## [Work item A]
Answer these questions using the text on the two disease-transmission studies.
(i) How many RT-PCR-confirmed RVF cases did the Mayotte study draw on?
(ii) In which city was there a malaria outbreak in 2012?
(iii) By up to how many people do the authors predict the population at risk could increase?
## [Work item B]
Extend the text on the two disease-transmission studies with a further passage that picks up after its final sentence.

## [Text shown]
——
Researchers from France and the UK take a look at the extent of Rift Valley fever (RVF) arbovirus spillover into human populations from the southwestern Indian Ocean island of Mayotte during an epidemic of the hemorrhagic fever from late 2018 to the fall of 2019. Using insights from 143 RT-PCR-confirmed RVF cases assessed during the epidemic — along with phylogenetic, seroprevalence, livestock, and other epidemiologic data — the team did mathematical modeling on transmission events, estimating that direct contact between humans and infected livestock led to roughly double the cases as vector transmission. On the other hand, vaccinating both humans and livestock showed promise for guarding against additional outbreaks. From these and other findings, the authors suggest that "[c]oordinated human and animal health surveillance, and timely livestock vaccination appear to be key to controlling RVF in this setting."
A University of Oxford-led team explores the potential African range of a previously unappreciated malaria vector Anopheles stephensi, an Asian mosquito species that seems particularly fond of urban environments. Along with a malaria outbreak in Djibouti City in 2012, the researchers write, the species is suspected of spreading to Ethiopia, Sudan, and other sites where it may pose a future malaria risk. With that in mind, they used spatial modeling and other data to map the range of An. stephensi mosquitoes from the mid-1980s to 2019, taking available genetic and phylogenetic considerations from prior studies into account, in an effort to predict how many urban populations might be at risk of malaria transmission from the mosquitoes. "We predict an increased [population at risk] of up to 126 million people if An. stephensiwere to occupy this predicted niche," the authors report. "If it continues its incursion into the African continent unchecked, there is a very real possibility of mass outbreaks of malaria among naïve populations in areas of vector-parasite coexistence."
——
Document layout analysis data
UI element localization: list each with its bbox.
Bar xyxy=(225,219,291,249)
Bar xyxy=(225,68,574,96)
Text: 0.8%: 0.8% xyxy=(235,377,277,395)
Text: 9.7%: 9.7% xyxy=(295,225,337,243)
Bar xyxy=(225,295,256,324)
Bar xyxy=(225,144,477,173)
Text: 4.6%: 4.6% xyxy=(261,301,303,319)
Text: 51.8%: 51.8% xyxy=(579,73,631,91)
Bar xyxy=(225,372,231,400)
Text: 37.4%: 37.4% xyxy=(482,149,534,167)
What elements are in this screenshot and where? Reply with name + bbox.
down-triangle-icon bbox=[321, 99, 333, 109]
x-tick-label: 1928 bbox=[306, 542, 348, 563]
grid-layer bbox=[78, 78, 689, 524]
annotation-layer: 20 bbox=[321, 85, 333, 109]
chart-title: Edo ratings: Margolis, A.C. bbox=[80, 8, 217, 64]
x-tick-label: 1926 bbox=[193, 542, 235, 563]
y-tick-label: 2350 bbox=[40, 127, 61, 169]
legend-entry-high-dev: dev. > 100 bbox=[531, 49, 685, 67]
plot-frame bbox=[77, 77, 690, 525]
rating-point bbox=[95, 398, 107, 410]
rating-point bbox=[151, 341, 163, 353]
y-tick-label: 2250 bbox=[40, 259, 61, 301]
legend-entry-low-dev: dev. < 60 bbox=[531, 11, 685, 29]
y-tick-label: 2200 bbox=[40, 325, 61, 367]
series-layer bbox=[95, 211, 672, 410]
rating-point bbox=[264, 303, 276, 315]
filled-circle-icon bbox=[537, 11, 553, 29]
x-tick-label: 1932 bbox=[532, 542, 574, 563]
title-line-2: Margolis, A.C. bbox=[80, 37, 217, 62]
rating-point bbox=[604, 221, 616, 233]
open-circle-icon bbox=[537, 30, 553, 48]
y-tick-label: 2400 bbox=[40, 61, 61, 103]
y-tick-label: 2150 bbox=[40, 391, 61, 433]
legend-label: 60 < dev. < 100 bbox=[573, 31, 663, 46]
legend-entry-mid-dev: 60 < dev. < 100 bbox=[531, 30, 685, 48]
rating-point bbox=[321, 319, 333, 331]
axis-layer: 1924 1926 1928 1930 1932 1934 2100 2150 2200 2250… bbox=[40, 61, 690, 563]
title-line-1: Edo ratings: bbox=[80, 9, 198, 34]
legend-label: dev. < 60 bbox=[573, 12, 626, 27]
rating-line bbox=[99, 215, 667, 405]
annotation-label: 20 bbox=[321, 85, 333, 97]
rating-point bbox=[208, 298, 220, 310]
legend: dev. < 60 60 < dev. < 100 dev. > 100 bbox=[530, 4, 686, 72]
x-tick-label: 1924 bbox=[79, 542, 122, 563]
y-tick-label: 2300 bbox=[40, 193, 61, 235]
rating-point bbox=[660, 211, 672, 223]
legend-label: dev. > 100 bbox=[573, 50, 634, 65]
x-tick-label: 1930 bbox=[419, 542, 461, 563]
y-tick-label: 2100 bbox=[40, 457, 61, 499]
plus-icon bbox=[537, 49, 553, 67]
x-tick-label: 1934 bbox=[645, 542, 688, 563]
——
## [Final answer A]
(i) 143
(ii) Djibouti City
(iii) 126 million

## [Final answer B]
Investigators from the University of Massachusetts and the University of California, Los Angeles, report on results from a functional study of circulating, extracellular microRNAs in human blood plasma and cerebrospinal fluid samples from healthy individuals, individuals with increased intracranial pressure, or individuals with amyotrophic lateral sclerosis that were assessed with the help of Argonaut AGO2 immunoprecipitation, quantitative real-time PCR, and small RNA sequencing. "Our findings suggest that miRNAs in circulation are largely contained in functional miRISC/AGO2 complexes under normal physiological conditions," the team reports, though it notes that "in human CSF, the assortment of certain extracellular miRNAs into free miRISC/AGO2 complexes can be affected by pathological conditions such as amyotrophic lateral sclerosis."